[Records from a dataset]
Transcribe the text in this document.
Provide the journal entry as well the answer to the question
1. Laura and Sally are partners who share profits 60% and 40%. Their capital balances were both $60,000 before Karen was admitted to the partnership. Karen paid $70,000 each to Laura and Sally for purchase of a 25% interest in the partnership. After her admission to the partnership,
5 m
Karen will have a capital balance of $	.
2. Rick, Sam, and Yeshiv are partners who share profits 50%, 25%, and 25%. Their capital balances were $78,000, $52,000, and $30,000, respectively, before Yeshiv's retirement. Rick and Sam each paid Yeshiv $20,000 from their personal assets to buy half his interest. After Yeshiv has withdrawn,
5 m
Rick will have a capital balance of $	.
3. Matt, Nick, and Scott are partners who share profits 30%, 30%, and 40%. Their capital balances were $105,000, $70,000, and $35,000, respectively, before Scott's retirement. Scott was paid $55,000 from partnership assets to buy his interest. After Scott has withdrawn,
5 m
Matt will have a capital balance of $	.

**GIVEN PROBLEM**
Reproduce the material verbatim, line by line.

**THE SOLUTION**
Transcribe the text in this document.
Provide the journal entry as well the answer to the question
1. Laura and Sally are partners who share profits 60% and 40%. Their capital balances were both $60,000 before Karen was admitted to the partnership. Karen paid $70,000 each to Laura and Sally for purchase of a 25% interest in the partnership. After her admission to the partnership,
5 m
Karen will have a capital balance of $	.
2. Rick, Sam, and Yeshiv are partners who share profits 50%, 25%, and 25%. Their capital balances were $78,000, $52,000, and $30,000, respectively, before Yeshiv's retirement. Rick and Sam each paid Yeshiv $20,000 from their personal assets to buy half his interest. After Yeshiv has withdrawn,
5 m
Rick will have a capital balance of $	.
3. Matt, Nick, and Scott are partners who share profits 30%, 30%, and 40%. Their capital balances were $105,000, $70,000, and $35,000, respectively, before Scott's retirement. Scott was paid $55,000 from partnership assets to buy his interest. After Scott has withdrawn,
5 m
Matt will have a capital balance of $	.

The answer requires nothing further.